Which lines hold the word "Junjie"? Copy each one.

Saved entries:
>> begin

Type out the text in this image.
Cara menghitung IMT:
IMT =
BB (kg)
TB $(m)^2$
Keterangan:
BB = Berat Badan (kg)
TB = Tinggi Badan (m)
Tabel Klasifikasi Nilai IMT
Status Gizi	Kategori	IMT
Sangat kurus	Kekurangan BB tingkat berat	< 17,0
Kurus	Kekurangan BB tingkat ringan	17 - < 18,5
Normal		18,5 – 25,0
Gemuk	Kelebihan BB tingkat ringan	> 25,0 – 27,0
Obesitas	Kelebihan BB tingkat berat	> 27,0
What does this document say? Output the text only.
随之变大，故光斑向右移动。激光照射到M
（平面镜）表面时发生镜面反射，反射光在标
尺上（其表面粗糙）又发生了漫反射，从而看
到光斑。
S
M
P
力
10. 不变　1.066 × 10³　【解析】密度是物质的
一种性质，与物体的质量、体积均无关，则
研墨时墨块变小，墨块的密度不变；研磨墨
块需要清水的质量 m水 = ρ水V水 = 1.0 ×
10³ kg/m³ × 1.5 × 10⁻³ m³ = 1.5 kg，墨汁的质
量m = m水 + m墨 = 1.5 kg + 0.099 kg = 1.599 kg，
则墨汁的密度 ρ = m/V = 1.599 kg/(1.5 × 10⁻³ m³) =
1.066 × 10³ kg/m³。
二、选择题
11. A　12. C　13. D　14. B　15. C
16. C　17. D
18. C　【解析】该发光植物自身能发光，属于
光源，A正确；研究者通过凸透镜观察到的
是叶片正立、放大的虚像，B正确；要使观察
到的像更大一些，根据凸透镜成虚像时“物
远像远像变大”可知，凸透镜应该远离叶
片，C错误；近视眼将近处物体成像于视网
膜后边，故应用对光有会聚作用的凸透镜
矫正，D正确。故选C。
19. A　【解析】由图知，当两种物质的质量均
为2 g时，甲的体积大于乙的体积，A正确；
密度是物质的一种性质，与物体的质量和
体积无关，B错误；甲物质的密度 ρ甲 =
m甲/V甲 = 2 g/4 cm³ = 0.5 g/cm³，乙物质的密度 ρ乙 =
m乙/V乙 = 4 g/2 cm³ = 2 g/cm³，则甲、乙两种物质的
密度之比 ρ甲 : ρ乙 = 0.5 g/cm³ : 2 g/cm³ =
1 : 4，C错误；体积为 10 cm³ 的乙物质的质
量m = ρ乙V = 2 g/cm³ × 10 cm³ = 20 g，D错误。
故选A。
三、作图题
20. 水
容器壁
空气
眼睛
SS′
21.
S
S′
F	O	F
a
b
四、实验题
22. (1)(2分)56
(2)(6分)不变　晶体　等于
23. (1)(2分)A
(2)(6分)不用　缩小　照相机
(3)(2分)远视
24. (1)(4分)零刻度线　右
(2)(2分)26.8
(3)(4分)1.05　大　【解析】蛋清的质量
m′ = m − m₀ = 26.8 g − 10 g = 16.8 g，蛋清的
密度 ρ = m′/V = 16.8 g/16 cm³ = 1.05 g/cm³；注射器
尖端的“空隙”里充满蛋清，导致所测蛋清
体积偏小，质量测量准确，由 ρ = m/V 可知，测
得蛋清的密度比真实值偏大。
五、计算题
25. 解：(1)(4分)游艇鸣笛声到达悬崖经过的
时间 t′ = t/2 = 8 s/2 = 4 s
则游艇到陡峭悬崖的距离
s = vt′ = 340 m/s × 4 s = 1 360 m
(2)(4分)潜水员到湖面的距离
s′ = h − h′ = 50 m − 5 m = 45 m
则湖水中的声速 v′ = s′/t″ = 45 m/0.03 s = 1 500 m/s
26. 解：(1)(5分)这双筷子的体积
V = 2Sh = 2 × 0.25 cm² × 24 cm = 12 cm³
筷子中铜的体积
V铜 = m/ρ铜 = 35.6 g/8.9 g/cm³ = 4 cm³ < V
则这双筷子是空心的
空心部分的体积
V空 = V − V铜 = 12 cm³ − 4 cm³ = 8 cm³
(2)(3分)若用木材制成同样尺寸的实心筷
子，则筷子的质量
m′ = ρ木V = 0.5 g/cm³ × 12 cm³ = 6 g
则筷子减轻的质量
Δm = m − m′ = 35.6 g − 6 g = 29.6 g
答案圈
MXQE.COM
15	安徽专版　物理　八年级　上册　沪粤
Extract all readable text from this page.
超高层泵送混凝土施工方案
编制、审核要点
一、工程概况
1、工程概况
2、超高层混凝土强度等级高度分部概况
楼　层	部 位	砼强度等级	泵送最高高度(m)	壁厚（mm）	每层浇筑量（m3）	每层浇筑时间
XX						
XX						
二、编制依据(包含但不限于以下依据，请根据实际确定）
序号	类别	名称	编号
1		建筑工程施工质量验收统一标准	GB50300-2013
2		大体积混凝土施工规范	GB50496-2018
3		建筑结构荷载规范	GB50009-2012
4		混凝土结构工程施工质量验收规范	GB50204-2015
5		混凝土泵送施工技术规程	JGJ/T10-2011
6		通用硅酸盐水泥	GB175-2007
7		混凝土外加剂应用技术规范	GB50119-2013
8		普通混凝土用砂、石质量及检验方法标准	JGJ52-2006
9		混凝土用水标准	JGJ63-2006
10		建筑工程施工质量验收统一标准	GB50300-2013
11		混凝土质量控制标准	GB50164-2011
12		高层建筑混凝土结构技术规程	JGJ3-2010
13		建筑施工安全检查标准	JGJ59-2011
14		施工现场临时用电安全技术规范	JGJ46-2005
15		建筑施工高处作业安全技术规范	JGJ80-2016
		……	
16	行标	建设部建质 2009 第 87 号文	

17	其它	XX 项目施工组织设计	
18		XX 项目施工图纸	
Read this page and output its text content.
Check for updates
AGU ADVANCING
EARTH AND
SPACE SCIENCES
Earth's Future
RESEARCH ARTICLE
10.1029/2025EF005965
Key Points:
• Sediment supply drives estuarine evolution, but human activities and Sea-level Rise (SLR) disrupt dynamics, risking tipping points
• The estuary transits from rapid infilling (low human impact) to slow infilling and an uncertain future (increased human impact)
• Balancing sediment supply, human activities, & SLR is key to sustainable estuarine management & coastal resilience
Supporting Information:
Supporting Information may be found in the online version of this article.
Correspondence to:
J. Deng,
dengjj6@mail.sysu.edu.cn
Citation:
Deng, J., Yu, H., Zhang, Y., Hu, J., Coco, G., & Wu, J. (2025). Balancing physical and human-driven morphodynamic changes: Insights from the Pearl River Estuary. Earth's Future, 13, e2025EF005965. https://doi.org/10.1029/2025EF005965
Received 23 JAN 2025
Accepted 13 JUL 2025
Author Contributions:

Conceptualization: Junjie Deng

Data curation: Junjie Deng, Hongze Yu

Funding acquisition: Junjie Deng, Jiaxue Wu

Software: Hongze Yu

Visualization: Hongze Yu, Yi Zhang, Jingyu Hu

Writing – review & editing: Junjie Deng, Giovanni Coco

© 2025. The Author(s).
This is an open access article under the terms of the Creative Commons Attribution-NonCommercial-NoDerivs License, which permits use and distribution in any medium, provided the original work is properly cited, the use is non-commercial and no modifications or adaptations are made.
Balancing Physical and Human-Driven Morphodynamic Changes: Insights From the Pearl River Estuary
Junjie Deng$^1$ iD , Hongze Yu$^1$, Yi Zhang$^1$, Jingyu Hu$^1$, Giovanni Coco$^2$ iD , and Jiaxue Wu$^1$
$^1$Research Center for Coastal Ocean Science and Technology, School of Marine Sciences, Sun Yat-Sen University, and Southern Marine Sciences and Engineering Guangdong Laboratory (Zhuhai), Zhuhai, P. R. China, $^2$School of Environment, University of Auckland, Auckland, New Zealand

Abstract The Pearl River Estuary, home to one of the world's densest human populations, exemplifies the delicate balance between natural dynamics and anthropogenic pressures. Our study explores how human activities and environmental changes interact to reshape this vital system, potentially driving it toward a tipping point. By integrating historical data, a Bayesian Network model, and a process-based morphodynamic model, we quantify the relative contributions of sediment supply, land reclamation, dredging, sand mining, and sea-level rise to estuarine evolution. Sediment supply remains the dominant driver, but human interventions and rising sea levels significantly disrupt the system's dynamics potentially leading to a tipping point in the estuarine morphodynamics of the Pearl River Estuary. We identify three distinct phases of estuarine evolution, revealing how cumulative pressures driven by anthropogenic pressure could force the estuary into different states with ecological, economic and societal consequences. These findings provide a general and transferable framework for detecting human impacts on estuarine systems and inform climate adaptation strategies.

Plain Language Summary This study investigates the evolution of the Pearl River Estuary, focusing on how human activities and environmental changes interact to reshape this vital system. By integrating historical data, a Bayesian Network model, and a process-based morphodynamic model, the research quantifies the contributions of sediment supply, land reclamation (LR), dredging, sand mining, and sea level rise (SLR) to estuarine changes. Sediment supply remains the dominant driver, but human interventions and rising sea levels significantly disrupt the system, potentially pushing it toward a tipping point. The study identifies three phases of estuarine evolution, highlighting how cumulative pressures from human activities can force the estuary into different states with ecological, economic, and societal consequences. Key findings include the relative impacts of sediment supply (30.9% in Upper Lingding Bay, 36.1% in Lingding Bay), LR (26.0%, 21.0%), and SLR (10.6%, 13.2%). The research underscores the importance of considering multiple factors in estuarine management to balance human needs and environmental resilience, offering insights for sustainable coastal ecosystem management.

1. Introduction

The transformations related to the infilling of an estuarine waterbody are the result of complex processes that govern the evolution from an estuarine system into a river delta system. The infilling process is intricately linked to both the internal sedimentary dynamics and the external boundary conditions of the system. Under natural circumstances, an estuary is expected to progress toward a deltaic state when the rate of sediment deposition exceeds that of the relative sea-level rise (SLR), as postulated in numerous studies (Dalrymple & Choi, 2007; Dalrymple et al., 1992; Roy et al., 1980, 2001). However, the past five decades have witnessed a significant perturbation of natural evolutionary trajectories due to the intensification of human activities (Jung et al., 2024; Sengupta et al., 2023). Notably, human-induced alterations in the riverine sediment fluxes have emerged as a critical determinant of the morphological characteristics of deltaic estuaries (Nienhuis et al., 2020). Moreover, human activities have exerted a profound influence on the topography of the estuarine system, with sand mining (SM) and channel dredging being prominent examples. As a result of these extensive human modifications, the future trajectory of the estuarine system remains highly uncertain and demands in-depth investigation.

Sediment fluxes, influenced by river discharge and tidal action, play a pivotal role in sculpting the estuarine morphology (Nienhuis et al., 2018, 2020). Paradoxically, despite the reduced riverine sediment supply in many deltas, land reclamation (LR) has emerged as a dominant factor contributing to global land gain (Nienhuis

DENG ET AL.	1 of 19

>> end

- _THE ANSWER_
Conceptualization: Junjie Deng
Data curation: Junjie Deng, Hongze Yu
Funding acquisition: Junjie Deng, Jiaxue Wu
Writing – review & editing: Junjie Deng, Giovanni Coco
Junjie Deng$^1$ iD , Hongze Yu$^1$, Yi Zhang$^1$, Jingyu Hu$^1$, Giovanni Coco$^2$ iD , and Jiaxue Wu$^1$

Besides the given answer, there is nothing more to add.